→ **Set exercise**: Could you write out the records below exactly as they appear?

→ **Dataset records**:

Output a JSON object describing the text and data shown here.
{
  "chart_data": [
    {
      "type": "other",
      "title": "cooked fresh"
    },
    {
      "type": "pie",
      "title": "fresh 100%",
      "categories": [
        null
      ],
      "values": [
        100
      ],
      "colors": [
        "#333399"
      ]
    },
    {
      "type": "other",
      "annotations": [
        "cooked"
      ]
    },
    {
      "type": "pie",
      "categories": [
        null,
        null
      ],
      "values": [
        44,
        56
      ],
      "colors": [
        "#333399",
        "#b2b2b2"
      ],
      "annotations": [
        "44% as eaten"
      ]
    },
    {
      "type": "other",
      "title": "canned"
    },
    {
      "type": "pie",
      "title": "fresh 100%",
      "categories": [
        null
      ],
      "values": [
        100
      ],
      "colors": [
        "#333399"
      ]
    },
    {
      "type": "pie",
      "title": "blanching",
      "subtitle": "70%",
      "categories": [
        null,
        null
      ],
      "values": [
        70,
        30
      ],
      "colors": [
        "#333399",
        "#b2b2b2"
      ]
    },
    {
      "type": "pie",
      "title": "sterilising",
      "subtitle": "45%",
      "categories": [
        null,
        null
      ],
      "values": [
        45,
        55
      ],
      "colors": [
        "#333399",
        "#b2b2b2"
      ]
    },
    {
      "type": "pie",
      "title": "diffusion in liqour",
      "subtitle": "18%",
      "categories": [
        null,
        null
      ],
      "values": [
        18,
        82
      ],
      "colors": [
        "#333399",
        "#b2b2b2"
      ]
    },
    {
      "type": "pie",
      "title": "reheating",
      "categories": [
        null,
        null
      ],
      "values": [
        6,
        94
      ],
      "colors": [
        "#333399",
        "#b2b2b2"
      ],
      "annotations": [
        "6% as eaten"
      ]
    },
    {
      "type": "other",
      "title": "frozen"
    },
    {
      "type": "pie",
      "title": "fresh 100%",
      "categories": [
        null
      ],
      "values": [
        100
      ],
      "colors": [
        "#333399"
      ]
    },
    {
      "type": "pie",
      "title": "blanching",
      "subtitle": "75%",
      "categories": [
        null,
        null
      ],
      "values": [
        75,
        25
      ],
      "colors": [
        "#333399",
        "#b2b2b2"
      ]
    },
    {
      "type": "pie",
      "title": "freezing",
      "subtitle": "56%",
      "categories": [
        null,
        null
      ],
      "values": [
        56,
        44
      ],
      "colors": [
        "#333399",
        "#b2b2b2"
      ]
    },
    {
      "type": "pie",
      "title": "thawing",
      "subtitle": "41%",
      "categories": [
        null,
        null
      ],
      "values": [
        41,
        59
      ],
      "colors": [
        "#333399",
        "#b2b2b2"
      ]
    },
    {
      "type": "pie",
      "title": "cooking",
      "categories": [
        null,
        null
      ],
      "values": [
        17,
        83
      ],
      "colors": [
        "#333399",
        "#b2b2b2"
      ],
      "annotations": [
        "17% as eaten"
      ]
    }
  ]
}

→ **The solution**:
Output a JSON object describing the text and data shown here.
{
  "chart_data": [
    {
      "type": "other",
      "title": "cooked fresh"
    },
    {
      "type": "pie",
      "title": "fresh 100%",
      "categories": [
        null
      ],
      "values": [
        100
      ],
      "colors": [
        "#333399"
      ]
    },
    {
      "type": "other",
      "annotations": [
        "cooked"
      ]
    },
    {
      "type": "pie",
      "categories": [
        null,
        null
      ],
      "values": [
        44,
        56
      ],
      "colors": [
        "#333399",
        "#b2b2b2"
      ],
      "annotations": [
        "44% as eaten"
      ]
    },
    {
      "type": "other",
      "title": "canned"
    },
    {
      "type": "pie",
      "title": "fresh 100%",
      "categories": [
        null
      ],
      "values": [
        100
      ],
      "colors": [
        "#333399"
      ]
    },
    {
      "type": "pie",
      "title": "blanching",
      "subtitle": "70%",
      "categories": [
        null,
        null
      ],
      "values": [
        70,
        30
      ],
      "colors": [
        "#333399",
        "#b2b2b2"
      ]
    },
    {
      "type": "pie",
      "title": "sterilising",
      "subtitle": "45%",
      "categories": [
        null,
        null
      ],
      "values": [
        45,
        55
      ],
      "colors": [
        "#333399",
        "#b2b2b2"
      ]
    },
    {
      "type": "pie",
      "title": "diffusion in liqour",
      "subtitle": "18%",
      "categories": [
        null,
        null
      ],
      "values": [
        18,
        82
      ],
      "colors": [
        "#333399",
        "#b2b2b2"
      ]
    },
    {
      "type": "pie",
      "title": "reheating",
      "categories": [
        null,
        null
      ],
      "values": [
        6,
        94
      ],
      "colors": [
        "#333399",
        "#b2b2b2"
      ],
      "annotations": [
        "6% as eaten"
      ]
    },
    {
      "type": "other",
      "title": "frozen"
    },
    {
      "type": "pie",
      "title": "fresh 100%",
      "categories": [
        null
      ],
      "values": [
        100
      ],
      "colors": [
        "#333399"
      ]
    },
    {
      "type": "pie",
      "title": "blanching",
      "subtitle": "75%",
      "categories": [
        null,
        null
      ],
      "values": [
        75,
        25
      ],
      "colors": [
        "#333399",
        "#b2b2b2"
      ]
    },
    {
      "type": "pie",
      "title": "freezing",
      "subtitle": "56%",
      "categories": [
        null,
        null
      ],
      "values": [
        56,
        44
      ],
      "colors": [
        "#333399",
        "#b2b2b2"
      ]
    },
    {
      "type": "pie",
      "title": "thawing",
      "subtitle": "41%",
      "categories": [
        null,
        null
      ],
      "values": [
        41,
        59
      ],
      "colors": [
        "#333399",
        "#b2b2b2"
      ]
    },
    {
      "type": "pie",
      "title": "cooking",
      "categories": [
        null,
        null
      ],
      "values": [
        17,
        83
      ],
      "colors": [
        "#333399",
        "#b2b2b2"
      ],
      "annotations": [
        "17% as eaten"
      ]
    }
  ]
}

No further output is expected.